[Start]

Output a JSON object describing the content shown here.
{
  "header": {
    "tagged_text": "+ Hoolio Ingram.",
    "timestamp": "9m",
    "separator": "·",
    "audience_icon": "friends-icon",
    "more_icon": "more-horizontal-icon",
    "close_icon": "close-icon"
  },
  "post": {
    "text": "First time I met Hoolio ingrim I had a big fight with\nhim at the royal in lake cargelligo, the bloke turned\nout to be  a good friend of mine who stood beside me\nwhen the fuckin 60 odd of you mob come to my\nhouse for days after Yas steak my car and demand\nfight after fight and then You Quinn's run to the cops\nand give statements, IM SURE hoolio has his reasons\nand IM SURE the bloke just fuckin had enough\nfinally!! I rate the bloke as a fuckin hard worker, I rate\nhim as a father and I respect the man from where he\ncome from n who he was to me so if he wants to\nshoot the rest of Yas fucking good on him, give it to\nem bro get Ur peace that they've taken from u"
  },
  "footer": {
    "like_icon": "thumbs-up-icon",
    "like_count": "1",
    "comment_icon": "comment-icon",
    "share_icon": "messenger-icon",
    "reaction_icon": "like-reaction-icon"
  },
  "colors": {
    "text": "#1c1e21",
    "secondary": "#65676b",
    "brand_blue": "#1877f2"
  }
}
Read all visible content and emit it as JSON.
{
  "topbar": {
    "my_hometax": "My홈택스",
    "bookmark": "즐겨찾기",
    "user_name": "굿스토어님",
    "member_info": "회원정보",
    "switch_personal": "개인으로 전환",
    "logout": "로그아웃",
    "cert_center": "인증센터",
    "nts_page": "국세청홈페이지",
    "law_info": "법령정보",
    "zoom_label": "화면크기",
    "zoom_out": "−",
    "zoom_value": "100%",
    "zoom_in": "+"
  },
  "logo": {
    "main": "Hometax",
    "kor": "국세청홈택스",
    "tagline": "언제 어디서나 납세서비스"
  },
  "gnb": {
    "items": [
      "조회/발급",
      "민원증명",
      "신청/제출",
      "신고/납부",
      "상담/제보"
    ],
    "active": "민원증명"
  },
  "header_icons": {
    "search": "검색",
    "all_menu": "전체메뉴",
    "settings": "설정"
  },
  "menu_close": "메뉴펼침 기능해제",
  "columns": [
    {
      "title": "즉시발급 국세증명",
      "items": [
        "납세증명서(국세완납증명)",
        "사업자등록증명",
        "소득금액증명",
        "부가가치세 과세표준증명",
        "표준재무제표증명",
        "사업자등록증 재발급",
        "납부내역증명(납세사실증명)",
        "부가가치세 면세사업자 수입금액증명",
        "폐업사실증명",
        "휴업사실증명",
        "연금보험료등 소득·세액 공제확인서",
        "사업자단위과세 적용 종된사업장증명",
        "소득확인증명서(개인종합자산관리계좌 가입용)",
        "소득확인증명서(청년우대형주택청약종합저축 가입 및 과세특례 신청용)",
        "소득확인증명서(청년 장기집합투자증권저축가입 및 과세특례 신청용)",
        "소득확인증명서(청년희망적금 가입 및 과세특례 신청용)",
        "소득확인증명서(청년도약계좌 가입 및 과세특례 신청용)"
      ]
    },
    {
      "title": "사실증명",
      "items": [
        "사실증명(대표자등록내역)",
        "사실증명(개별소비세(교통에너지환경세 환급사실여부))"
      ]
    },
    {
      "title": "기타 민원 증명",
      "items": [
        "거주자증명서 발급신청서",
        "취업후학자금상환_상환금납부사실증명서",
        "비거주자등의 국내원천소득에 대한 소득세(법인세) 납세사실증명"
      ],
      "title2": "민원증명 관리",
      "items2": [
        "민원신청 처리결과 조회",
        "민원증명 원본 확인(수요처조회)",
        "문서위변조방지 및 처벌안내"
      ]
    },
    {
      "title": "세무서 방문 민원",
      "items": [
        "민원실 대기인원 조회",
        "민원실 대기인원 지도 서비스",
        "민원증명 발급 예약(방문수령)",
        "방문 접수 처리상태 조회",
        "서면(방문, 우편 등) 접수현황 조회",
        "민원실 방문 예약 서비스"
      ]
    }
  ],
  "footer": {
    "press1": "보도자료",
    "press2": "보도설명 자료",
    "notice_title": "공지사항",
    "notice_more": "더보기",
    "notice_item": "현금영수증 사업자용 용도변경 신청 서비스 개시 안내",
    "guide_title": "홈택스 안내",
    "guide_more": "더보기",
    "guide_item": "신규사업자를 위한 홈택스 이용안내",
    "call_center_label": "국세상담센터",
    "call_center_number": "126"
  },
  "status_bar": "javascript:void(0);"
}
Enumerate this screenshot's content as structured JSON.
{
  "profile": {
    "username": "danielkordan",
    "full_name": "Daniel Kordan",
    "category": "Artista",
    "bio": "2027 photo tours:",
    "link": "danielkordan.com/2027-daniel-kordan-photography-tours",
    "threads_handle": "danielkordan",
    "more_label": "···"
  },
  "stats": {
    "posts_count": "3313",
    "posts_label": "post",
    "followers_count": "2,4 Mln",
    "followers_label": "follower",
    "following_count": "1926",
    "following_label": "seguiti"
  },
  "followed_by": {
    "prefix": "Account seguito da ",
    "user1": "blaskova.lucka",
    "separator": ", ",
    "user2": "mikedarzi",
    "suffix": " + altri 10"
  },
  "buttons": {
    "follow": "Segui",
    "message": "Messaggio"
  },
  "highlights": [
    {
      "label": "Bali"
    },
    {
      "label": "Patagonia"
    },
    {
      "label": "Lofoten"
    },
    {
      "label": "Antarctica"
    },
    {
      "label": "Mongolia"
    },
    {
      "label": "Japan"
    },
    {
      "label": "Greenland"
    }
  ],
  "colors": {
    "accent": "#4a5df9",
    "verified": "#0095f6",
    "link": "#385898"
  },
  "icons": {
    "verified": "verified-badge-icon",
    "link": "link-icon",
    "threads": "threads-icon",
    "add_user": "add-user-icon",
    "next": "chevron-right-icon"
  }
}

[End]

■ Task requirements: Output the records above in their entirety, exactly.

■ The reply:
Output a JSON object describing the content shown here.
{
  "header": {
    "tagged_text": "+ Hoolio Ingram.",
    "timestamp": "9m",
    "separator": "·",
    "audience_icon": "friends-icon",
    "more_icon": "more-horizontal-icon",
    "close_icon": "close-icon"
  },
  "post": {
    "text": "First time I met Hoolio ingrim I had a big fight with\nhim at the royal in lake cargelligo, the bloke turned\nout to be  a good friend of mine who stood beside me\nwhen the fuckin 60 odd of you mob come to my\nhouse for days after Yas steak my car and demand\nfight after fight and then You Quinn's run to the cops\nand give statements, IM SURE hoolio has his reasons\nand IM SURE the bloke just fuckin had enough\nfinally!! I rate the bloke as a fuckin hard worker, I rate\nhim as a father and I respect the man from where he\ncome from n who he was to me so if he wants to\nshoot the rest of Yas fucking good on him, give it to\nem bro get Ur peace that they've taken from u"
  },
  "footer": {
    "like_icon": "thumbs-up-icon",
    "like_count": "1",
    "comment_icon": "comment-icon",
    "share_icon": "messenger-icon",
    "reaction_icon": "like-reaction-icon"
  },
  "colors": {
    "text": "#1c1e21",
    "secondary": "#65676b",
    "brand_blue": "#1877f2"
  }
}
Read all visible content and emit it as JSON.
{
  "topbar": {
    "my_hometax": "My홈택스",
    "bookmark": "즐겨찾기",
    "user_name": "굿스토어님",
    "member_info": "회원정보",
    "switch_personal": "개인으로 전환",
    "logout": "로그아웃",
    "cert_center": "인증센터",
    "nts_page": "국세청홈페이지",
    "law_info": "법령정보",
    "zoom_label": "화면크기",
    "zoom_out": "−",
    "zoom_value": "100%",
    "zoom_in": "+"
  },
  "logo": {
    "main": "Hometax",
    "kor": "국세청홈택스",
    "tagline": "언제 어디서나 납세서비스"
  },
  "gnb": {
    "items": [
      "조회/발급",
      "민원증명",
      "신청/제출",
      "신고/납부",
      "상담/제보"
    ],
    "active": "민원증명"
  },
  "header_icons": {
    "search": "검색",
    "all_menu": "전체메뉴",
    "settings": "설정"
  },
  "menu_close": "메뉴펼침 기능해제",
  "columns": [
    {
      "title": "즉시발급 국세증명",
      "items": [
        "납세증명서(국세완납증명)",
        "사업자등록증명",
        "소득금액증명",
        "부가가치세 과세표준증명",
        "표준재무제표증명",
        "사업자등록증 재발급",
        "납부내역증명(납세사실증명)",
        "부가가치세 면세사업자 수입금액증명",
        "폐업사실증명",
        "휴업사실증명",
        "연금보험료등 소득·세액 공제확인서",
        "사업자단위과세 적용 종된사업장증명",
        "소득확인증명서(개인종합자산관리계좌 가입용)",
        "소득확인증명서(청년우대형주택청약종합저축 가입 및 과세특례 신청용)",
        "소득확인증명서(청년 장기집합투자증권저축가입 및 과세특례 신청용)",
        "소득확인증명서(청년희망적금 가입 및 과세특례 신청용)",
        "소득확인증명서(청년도약계좌 가입 및 과세특례 신청용)"
      ]
    },
    {
      "title": "사실증명",
      "items": [
        "사실증명(대표자등록내역)",
        "사실증명(개별소비세(교통에너지환경세 환급사실여부))"
      ]
    },
    {
      "title": "기타 민원 증명",
      "items": [
        "거주자증명서 발급신청서",
        "취업후학자금상환_상환금납부사실증명서",
        "비거주자등의 국내원천소득에 대한 소득세(법인세) 납세사실증명"
      ],
      "title2": "민원증명 관리",
      "items2": [
        "민원신청 처리결과 조회",
        "민원증명 원본 확인(수요처조회)",
        "문서위변조방지 및 처벌안내"
      ]
    },
    {
      "title": "세무서 방문 민원",
      "items": [
        "민원실 대기인원 조회",
        "민원실 대기인원 지도 서비스",
        "민원증명 발급 예약(방문수령)",
        "방문 접수 처리상태 조회",
        "서면(방문, 우편 등) 접수현황 조회",
        "민원실 방문 예약 서비스"
      ]
    }
  ],
  "footer": {
    "press1": "보도자료",
    "press2": "보도설명 자료",
    "notice_title": "공지사항",
    "notice_more": "더보기",
    "notice_item": "현금영수증 사업자용 용도변경 신청 서비스 개시 안내",
    "guide_title": "홈택스 안내",
    "guide_more": "더보기",
    "guide_item": "신규사업자를 위한 홈택스 이용안내",
    "call_center_label": "국세상담센터",
    "call_center_number": "126"
  },
  "status_bar": "javascript:void(0);"
}
Enumerate this screenshot's content as structured JSON.
{
  "profile": {
    "username": "danielkordan",
    "full_name": "Daniel Kordan",
    "category": "Artista",
    "bio": "2027 photo tours:",
    "link": "danielkordan.com/2027-daniel-kordan-photography-tours",
    "threads_handle": "danielkordan",
    "more_label": "···"
  },
  "stats": {
    "posts_count": "3313",
    "posts_label": "post",
    "followers_count": "2,4 Mln",
    "followers_label": "follower",
    "following_count": "1926",
    "following_label": "seguiti"
  },
  "followed_by": {
    "prefix": "Account seguito da ",
    "user1": "blaskova.lucka",
    "separator": ", ",
    "user2": "mikedarzi",
    "suffix": " + altri 10"
  },
  "buttons": {
    "follow": "Segui",
    "message": "Messaggio"
  },
  "highlights": [
    {
      "label": "Bali"
    },
    {
      "label": "Patagonia"
    },
    {
      "label": "Lofoten"
    },
    {
      "label": "Antarctica"
    },
    {
      "label": "Mongolia"
    },
    {
      "label": "Japan"
    },
    {
      "label": "Greenland"
    }
  ],
  "colors": {
    "accent": "#4a5df9",
    "verified": "#0095f6",
    "link": "#385898"
  },
  "icons": {
    "verified": "verified-badge-icon",
    "link": "link-icon",
    "threads": "threads-icon",
    "add_user": "add-user-icon",
    "next": "chevron-right-icon"
  }
}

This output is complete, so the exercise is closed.